◆ **Items from a figure collection**
(begin)

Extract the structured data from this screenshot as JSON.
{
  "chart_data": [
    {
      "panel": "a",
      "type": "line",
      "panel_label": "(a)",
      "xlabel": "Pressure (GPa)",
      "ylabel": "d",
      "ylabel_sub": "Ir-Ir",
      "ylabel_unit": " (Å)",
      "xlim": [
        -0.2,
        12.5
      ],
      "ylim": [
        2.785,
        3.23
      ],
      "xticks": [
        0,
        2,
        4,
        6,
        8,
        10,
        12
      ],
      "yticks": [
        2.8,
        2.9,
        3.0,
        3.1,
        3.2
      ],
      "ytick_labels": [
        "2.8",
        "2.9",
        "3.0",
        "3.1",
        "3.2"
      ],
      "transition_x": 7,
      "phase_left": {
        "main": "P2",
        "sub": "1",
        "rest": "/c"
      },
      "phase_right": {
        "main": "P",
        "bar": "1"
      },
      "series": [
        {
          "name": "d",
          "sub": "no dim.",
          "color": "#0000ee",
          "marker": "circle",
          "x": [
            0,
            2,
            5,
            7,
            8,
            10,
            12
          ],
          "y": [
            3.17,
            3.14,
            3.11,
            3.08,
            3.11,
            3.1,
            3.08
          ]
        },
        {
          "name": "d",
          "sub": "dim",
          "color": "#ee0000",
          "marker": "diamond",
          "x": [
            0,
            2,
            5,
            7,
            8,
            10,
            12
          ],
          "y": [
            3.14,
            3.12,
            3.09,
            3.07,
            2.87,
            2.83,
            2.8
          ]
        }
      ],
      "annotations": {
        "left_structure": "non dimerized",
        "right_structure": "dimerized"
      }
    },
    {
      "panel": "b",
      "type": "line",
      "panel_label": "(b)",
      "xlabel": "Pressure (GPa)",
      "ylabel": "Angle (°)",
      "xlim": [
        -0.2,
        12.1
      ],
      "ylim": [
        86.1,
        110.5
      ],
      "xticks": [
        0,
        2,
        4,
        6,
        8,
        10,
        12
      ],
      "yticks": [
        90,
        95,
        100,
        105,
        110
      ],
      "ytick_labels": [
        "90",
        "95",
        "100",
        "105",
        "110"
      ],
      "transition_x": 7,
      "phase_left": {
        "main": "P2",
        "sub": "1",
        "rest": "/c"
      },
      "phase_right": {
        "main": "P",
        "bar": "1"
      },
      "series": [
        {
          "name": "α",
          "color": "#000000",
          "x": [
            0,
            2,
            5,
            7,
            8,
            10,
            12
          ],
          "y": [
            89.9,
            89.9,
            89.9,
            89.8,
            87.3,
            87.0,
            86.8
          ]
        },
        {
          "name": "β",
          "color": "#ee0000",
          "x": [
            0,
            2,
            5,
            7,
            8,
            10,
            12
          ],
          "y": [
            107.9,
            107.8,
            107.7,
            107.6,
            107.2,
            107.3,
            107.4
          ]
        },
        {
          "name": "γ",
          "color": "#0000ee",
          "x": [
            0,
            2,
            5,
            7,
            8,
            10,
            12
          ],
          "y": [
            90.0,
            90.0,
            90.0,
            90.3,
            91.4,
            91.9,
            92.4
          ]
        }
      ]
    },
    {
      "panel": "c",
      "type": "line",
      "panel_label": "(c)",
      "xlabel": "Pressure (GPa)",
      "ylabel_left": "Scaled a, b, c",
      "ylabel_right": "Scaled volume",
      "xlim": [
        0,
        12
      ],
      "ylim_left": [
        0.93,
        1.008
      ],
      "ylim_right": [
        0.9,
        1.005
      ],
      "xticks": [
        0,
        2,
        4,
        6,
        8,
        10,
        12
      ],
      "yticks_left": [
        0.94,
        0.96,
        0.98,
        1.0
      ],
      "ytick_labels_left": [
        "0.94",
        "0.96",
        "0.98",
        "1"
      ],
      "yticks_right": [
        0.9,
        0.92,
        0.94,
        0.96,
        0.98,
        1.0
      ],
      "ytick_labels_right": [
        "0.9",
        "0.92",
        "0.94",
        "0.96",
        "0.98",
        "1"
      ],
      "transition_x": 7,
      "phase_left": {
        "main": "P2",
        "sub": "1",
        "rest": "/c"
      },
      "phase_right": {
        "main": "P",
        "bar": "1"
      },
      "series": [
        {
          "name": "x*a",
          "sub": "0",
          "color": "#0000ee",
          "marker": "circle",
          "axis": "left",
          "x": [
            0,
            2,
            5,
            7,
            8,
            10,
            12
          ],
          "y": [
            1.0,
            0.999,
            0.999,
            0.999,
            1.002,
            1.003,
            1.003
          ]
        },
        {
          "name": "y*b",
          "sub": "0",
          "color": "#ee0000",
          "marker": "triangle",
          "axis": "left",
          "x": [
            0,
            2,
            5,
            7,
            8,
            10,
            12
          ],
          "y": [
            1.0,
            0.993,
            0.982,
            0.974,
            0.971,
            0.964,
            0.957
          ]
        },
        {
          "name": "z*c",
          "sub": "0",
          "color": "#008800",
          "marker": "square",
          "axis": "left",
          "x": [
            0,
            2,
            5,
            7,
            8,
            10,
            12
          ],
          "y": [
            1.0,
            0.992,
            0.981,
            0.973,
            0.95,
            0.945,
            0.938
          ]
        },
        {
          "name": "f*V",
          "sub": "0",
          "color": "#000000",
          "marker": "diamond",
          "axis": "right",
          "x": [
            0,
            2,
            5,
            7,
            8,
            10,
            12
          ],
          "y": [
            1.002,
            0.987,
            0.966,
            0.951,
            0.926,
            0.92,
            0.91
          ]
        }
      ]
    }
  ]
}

(end)

◆ **TASK PROMPT**
Repeat the entries above exactly, leaving nothing out.

◆ **SOLUTION TO THIS TASK**
Extract the structured data from this screenshot as JSON.
{
  "chart_data": [
    {
      "panel": "a",
      "type": "line",
      "panel_label": "(a)",
      "xlabel": "Pressure (GPa)",
      "ylabel": "d",
      "ylabel_sub": "Ir-Ir",
      "ylabel_unit": " (Å)",
      "xlim": [
        -0.2,
        12.5
      ],
      "ylim": [
        2.785,
        3.23
      ],
      "xticks": [
        0,
        2,
        4,
        6,
        8,
        10,
        12
      ],
      "yticks": [
        2.8,
        2.9,
        3.0,
        3.1,
        3.2
      ],
      "ytick_labels": [
        "2.8",
        "2.9",
        "3.0",
        "3.1",
        "3.2"
      ],
      "transition_x": 7,
      "phase_left": {
        "main": "P2",
        "sub": "1",
        "rest": "/c"
      },
      "phase_right": {
        "main": "P",
        "bar": "1"
      },
      "series": [
        {
          "name": "d",
          "sub": "no dim.",
          "color": "#0000ee",
          "marker": "circle",
          "x": [
            0,
            2,
            5,
            7,
            8,
            10,
            12
          ],
          "y": [
            3.17,
            3.14,
            3.11,
            3.08,
            3.11,
            3.1,
            3.08
          ]
        },
        {
          "name": "d",
          "sub": "dim",
          "color": "#ee0000",
          "marker": "diamond",
          "x": [
            0,
            2,
            5,
            7,
            8,
            10,
            12
          ],
          "y": [
            3.14,
            3.12,
            3.09,
            3.07,
            2.87,
            2.83,
            2.8
          ]
        }
      ],
      "annotations": {
        "left_structure": "non dimerized",
        "right_structure": "dimerized"
      }
    },
    {
      "panel": "b",
      "type": "line",
      "panel_label": "(b)",
      "xlabel": "Pressure (GPa)",
      "ylabel": "Angle (°)",
      "xlim": [
        -0.2,
        12.1
      ],
      "ylim": [
        86.1,
        110.5
      ],
      "xticks": [
        0,
        2,
        4,
        6,
        8,
        10,
        12
      ],
      "yticks": [
        90,
        95,
        100,
        105,
        110
      ],
      "ytick_labels": [
        "90",
        "95",
        "100",
        "105",
        "110"
      ],
      "transition_x": 7,
      "phase_left": {
        "main": "P2",
        "sub": "1",
        "rest": "/c"
      },
      "phase_right": {
        "main": "P",
        "bar": "1"
      },
      "series": [
        {
          "name": "α",
          "color": "#000000",
          "x": [
            0,
            2,
            5,
            7,
            8,
            10,
            12
          ],
          "y": [
            89.9,
            89.9,
            89.9,
            89.8,
            87.3,
            87.0,
            86.8
          ]
        },
        {
          "name": "β",
          "color": "#ee0000",
          "x": [
            0,
            2,
            5,
            7,
            8,
            10,
            12
          ],
          "y": [
            107.9,
            107.8,
            107.7,
            107.6,
            107.2,
            107.3,
            107.4
          ]
        },
        {
          "name": "γ",
          "color": "#0000ee",
          "x": [
            0,
            2,
            5,
            7,
            8,
            10,
            12
          ],
          "y": [
            90.0,
            90.0,
            90.0,
            90.3,
            91.4,
            91.9,
            92.4
          ]
        }
      ]
    },
    {
      "panel": "c",
      "type": "line",
      "panel_label": "(c)",
      "xlabel": "Pressure (GPa)",
      "ylabel_left": "Scaled a, b, c",
      "ylabel_right": "Scaled volume",
      "xlim": [
        0,
        12
      ],
      "ylim_left": [
        0.93,
        1.008
      ],
      "ylim_right": [
        0.9,
        1.005
      ],
      "xticks": [
        0,
        2,
        4,
        6,
        8,
        10,
        12
      ],
      "yticks_left": [
        0.94,
        0.96,
        0.98,
        1.0
      ],
      "ytick_labels_left": [
        "0.94",
        "0.96",
        "0.98",
        "1"
      ],
      "yticks_right": [
        0.9,
        0.92,
        0.94,
        0.96,
        0.98,
        1.0
      ],
      "ytick_labels_right": [
        "0.9",
        "0.92",
        "0.94",
        "0.96",
        "0.98",
        "1"
      ],
      "transition_x": 7,
      "phase_left": {
        "main": "P2",
        "sub": "1",
        "rest": "/c"
      },
      "phase_right": {
        "main": "P",
        "bar": "1"
      },
      "series": [
        {
          "name": "x*a",
          "sub": "0",
          "color": "#0000ee",
          "marker": "circle",
          "axis": "left",
          "x": [
            0,
            2,
            5,
            7,
            8,
            10,
            12
          ],
          "y": [
            1.0,
            0.999,
            0.999,
            0.999,
            1.002,
            1.003,
            1.003
          ]
        },
        {
          "name": "y*b",
          "sub": "0",
          "color": "#ee0000",
          "marker": "triangle",
          "axis": "left",
          "x": [
            0,
            2,
            5,
            7,
            8,
            10,
            12
          ],
          "y": [
            1.0,
            0.993,
            0.982,
            0.974,
            0.971,
            0.964,
            0.957
          ]
        },
        {
          "name": "z*c",
          "sub": "0",
          "color": "#008800",
          "marker": "square",
          "axis": "left",
          "x": [
            0,
            2,
            5,
            7,
            8,
            10,
            12
          ],
          "y": [
            1.0,
            0.992,
            0.981,
            0.973,
            0.95,
            0.945,
            0.938
          ]
        },
        {
          "name": "f*V",
          "sub": "0",
          "color": "#000000",
          "marker": "diamond",
          "axis": "right",
          "x": [
            0,
            2,
            5,
            7,
            8,
            10,
            12
          ],
          "y": [
            1.002,
            0.987,
            0.966,
            0.951,
            0.926,
            0.92,
            0.91
          ]
        }
      ]
    }
  ]
}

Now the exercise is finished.